Start of Material provided

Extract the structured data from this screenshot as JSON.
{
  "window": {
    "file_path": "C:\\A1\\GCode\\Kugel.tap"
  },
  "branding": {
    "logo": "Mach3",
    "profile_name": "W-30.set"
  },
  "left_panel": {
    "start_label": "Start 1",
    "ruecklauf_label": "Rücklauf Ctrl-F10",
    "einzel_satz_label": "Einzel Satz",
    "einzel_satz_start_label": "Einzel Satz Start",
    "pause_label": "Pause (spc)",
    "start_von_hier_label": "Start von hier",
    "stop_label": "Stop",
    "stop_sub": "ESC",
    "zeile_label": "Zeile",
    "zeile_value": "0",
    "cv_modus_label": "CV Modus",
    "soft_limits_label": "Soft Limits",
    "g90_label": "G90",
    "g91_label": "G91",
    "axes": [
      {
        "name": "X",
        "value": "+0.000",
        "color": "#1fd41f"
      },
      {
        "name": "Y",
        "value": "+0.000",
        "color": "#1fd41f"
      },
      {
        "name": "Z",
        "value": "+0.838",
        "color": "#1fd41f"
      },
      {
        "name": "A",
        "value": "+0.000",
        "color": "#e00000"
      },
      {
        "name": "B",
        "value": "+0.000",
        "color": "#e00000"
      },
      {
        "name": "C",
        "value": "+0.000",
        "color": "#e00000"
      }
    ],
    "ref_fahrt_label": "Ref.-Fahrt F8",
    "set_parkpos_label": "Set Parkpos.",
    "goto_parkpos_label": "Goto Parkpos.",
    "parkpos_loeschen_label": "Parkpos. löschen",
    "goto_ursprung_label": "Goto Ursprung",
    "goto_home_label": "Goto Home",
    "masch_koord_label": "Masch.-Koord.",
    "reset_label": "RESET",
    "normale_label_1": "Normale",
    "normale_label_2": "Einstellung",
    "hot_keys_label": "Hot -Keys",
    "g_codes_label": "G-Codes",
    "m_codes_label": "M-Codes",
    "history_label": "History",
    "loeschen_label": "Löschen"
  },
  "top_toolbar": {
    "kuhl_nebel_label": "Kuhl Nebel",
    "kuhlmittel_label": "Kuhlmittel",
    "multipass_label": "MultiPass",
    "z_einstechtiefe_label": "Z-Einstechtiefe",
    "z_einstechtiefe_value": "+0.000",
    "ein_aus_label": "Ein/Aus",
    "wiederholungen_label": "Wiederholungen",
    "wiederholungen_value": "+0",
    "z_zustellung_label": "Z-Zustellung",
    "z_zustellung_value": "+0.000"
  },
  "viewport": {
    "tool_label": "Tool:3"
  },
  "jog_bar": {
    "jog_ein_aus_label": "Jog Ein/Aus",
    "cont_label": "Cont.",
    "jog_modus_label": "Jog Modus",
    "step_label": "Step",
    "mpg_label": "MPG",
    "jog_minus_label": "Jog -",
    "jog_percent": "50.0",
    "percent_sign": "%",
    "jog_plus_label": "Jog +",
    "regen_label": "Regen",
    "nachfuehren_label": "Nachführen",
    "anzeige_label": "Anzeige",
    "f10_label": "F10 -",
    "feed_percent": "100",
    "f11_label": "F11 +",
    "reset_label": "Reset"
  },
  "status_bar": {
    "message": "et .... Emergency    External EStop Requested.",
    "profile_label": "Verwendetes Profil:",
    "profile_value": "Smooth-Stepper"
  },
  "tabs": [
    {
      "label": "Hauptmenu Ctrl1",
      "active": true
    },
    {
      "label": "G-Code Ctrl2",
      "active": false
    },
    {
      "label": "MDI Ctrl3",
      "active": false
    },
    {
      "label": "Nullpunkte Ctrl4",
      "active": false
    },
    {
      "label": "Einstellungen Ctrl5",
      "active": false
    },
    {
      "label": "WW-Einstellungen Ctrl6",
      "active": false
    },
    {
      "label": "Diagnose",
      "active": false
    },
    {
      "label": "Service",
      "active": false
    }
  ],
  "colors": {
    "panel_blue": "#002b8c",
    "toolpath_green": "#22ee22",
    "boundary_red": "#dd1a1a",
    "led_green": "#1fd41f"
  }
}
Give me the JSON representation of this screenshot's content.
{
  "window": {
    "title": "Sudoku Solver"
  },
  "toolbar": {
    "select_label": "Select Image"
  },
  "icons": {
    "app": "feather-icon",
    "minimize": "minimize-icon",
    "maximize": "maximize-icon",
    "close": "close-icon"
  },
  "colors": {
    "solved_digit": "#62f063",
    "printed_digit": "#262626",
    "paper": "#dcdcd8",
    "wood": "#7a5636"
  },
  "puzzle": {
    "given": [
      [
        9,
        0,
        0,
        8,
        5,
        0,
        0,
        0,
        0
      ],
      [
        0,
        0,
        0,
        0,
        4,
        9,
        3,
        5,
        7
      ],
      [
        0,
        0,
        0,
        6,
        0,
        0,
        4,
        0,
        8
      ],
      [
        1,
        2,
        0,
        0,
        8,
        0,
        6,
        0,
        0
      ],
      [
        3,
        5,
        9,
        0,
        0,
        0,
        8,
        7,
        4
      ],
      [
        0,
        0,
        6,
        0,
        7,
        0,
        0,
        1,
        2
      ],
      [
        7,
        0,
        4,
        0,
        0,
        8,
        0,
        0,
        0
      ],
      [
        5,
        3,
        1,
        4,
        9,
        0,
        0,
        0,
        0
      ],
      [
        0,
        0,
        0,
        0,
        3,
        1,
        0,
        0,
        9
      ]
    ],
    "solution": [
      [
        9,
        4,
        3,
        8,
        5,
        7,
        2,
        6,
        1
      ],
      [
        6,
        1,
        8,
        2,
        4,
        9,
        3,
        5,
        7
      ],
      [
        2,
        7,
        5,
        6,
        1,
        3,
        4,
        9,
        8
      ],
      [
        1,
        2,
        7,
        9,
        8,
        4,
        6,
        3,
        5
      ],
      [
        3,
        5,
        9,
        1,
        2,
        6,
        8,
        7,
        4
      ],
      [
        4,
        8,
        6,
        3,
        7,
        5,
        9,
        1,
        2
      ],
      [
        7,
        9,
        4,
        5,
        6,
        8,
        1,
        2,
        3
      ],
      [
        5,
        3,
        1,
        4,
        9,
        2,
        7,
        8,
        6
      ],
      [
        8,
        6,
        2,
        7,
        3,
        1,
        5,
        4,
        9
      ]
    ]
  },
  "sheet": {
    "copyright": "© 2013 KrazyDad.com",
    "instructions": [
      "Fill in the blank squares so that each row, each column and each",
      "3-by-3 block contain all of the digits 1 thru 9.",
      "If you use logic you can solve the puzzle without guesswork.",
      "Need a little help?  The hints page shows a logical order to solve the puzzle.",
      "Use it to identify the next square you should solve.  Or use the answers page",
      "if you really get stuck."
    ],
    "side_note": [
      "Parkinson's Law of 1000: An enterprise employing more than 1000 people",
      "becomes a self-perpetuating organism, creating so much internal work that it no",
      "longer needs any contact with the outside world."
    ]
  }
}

End of Material provided

Direction
Please restate the data word for word, every record included.

Complete output
Extract the structured data from this screenshot as JSON.
{
  "window": {
    "file_path": "C:\\A1\\GCode\\Kugel.tap"
  },
  "branding": {
    "logo": "Mach3",
    "profile_name": "W-30.set"
  },
  "left_panel": {
    "start_label": "Start 1",
    "ruecklauf_label": "Rücklauf Ctrl-F10",
    "einzel_satz_label": "Einzel Satz",
    "einzel_satz_start_label": "Einzel Satz Start",
    "pause_label": "Pause (spc)",
    "start_von_hier_label": "Start von hier",
    "stop_label": "Stop",
    "stop_sub": "ESC",
    "zeile_label": "Zeile",
    "zeile_value": "0",
    "cv_modus_label": "CV Modus",
    "soft_limits_label": "Soft Limits",
    "g90_label": "G90",
    "g91_label": "G91",
    "axes": [
      {
        "name": "X",
        "value": "+0.000",
        "color": "#1fd41f"
      },
      {
        "name": "Y",
        "value": "+0.000",
        "color": "#1fd41f"
      },
      {
        "name": "Z",
        "value": "+0.838",
        "color": "#1fd41f"
      },
      {
        "name": "A",
        "value": "+0.000",
        "color": "#e00000"
      },
      {
        "name": "B",
        "value": "+0.000",
        "color": "#e00000"
      },
      {
        "name": "C",
        "value": "+0.000",
        "color": "#e00000"
      }
    ],
    "ref_fahrt_label": "Ref.-Fahrt F8",
    "set_parkpos_label": "Set Parkpos.",
    "goto_parkpos_label": "Goto Parkpos.",
    "parkpos_loeschen_label": "Parkpos. löschen",
    "goto_ursprung_label": "Goto Ursprung",
    "goto_home_label": "Goto Home",
    "masch_koord_label": "Masch.-Koord.",
    "reset_label": "RESET",
    "normale_label_1": "Normale",
    "normale_label_2": "Einstellung",
    "hot_keys_label": "Hot -Keys",
    "g_codes_label": "G-Codes",
    "m_codes_label": "M-Codes",
    "history_label": "History",
    "loeschen_label": "Löschen"
  },
  "top_toolbar": {
    "kuhl_nebel_label": "Kuhl Nebel",
    "kuhlmittel_label": "Kuhlmittel",
    "multipass_label": "MultiPass",
    "z_einstechtiefe_label": "Z-Einstechtiefe",
    "z_einstechtiefe_value": "+0.000",
    "ein_aus_label": "Ein/Aus",
    "wiederholungen_label": "Wiederholungen",
    "wiederholungen_value": "+0",
    "z_zustellung_label": "Z-Zustellung",
    "z_zustellung_value": "+0.000"
  },
  "viewport": {
    "tool_label": "Tool:3"
  },
  "jog_bar": {
    "jog_ein_aus_label": "Jog Ein/Aus",
    "cont_label": "Cont.",
    "jog_modus_label": "Jog Modus",
    "step_label": "Step",
    "mpg_label": "MPG",
    "jog_minus_label": "Jog -",
    "jog_percent": "50.0",
    "percent_sign": "%",
    "jog_plus_label": "Jog +",
    "regen_label": "Regen",
    "nachfuehren_label": "Nachführen",
    "anzeige_label": "Anzeige",
    "f10_label": "F10 -",
    "feed_percent": "100",
    "f11_label": "F11 +",
    "reset_label": "Reset"
  },
  "status_bar": {
    "message": "et .... Emergency    External EStop Requested.",
    "profile_label": "Verwendetes Profil:",
    "profile_value": "Smooth-Stepper"
  },
  "tabs": [
    {
      "label": "Hauptmenu Ctrl1",
      "active": true
    },
    {
      "label": "G-Code Ctrl2",
      "active": false
    },
    {
      "label": "MDI Ctrl3",
      "active": false
    },
    {
      "label": "Nullpunkte Ctrl4",
      "active": false
    },
    {
      "label": "Einstellungen Ctrl5",
      "active": false
    },
    {
      "label": "WW-Einstellungen Ctrl6",
      "active": false
    },
    {
      "label": "Diagnose",
      "active": false
    },
    {
      "label": "Service",
      "active": false
    }
  ],
  "colors": {
    "panel_blue": "#002b8c",
    "toolpath_green": "#22ee22",
    "boundary_red": "#dd1a1a",
    "led_green": "#1fd41f"
  }
}
Give me the JSON representation of this screenshot's content.
{
  "window": {
    "title": "Sudoku Solver"
  },
  "toolbar": {
    "select_label": "Select Image"
  },
  "icons": {
    "app": "feather-icon",
    "minimize": "minimize-icon",
    "maximize": "maximize-icon",
    "close": "close-icon"
  },
  "colors": {
    "solved_digit": "#62f063",
    "printed_digit": "#262626",
    "paper": "#dcdcd8",
    "wood": "#7a5636"
  },
  "puzzle": {
    "given": [
      [
        9,
        0,
        0,
        8,
        5,
        0,
        0,
        0,
        0
      ],
      [
        0,
        0,
        0,
        0,
        4,
        9,
        3,
        5,
        7
      ],
      [
        0,
        0,
        0,
        6,
        0,
        0,
        4,
        0,
        8
      ],
      [
        1,
        2,
        0,
        0,
        8,
        0,
        6,
        0,
        0
      ],
      [
        3,
        5,
        9,
        0,
        0,
        0,
        8,
        7,
        4
      ],
      [
        0,
        0,
        6,
        0,
        7,
        0,
        0,
        1,
        2
      ],
      [
        7,
        0,
        4,
        0,
        0,
        8,
        0,
        0,
        0
      ],
      [
        5,
        3,
        1,
        4,
        9,
        0,
        0,
        0,
        0
      ],
      [
        0,
        0,
        0,
        0,
        3,
        1,
        0,
        0,
        9
      ]
    ],
    "solution": [
      [
        9,
        4,
        3,
        8,
        5,
        7,
        2,
        6,
        1
      ],
      [
        6,
        1,
        8,
        2,
        4,
        9,
        3,
        5,
        7
      ],
      [
        2,
        7,
        5,
        6,
        1,
        3,
        4,
        9,
        8
      ],
      [
        1,
        2,
        7,
        9,
        8,
        4,
        6,
        3,
        5
      ],
      [
        3,
        5,
        9,
        1,
        2,
        6,
        8,
        7,
        4
      ],
      [
        4,
        8,
        6,
        3,
        7,
        5,
        9,
        1,
        2
      ],
      [
        7,
        9,
        4,
        5,
        6,
        8,
        1,
        2,
        3
      ],
      [
        5,
        3,
        1,
        4,
        9,
        2,
        7,
        8,
        6
      ],
      [
        8,
        6,
        2,
        7,
        3,
        1,
        5,
        4,
        9
      ]
    ]
  },
  "sheet": {
    "copyright": "© 2013 KrazyDad.com",
    "instructions": [
      "Fill in the blank squares so that each row, each column and each",
      "3-by-3 block contain all of the digits 1 thru 9.",
      "If you use logic you can solve the puzzle without guesswork.",
      "Need a little help?  The hints page shows a logical order to solve the puzzle.",
      "Use it to identify the next square you should solve.  Or use the answers page",
      "if you really get stuck."
    ],
    "side_note": [
      "Parkinson's Law of 1000: An enterprise employing more than 1000 people",
      "becomes a self-perpetuating organism, creating so much internal work that it no",
      "longer needs any contact with the outside world."
    ]
  }
}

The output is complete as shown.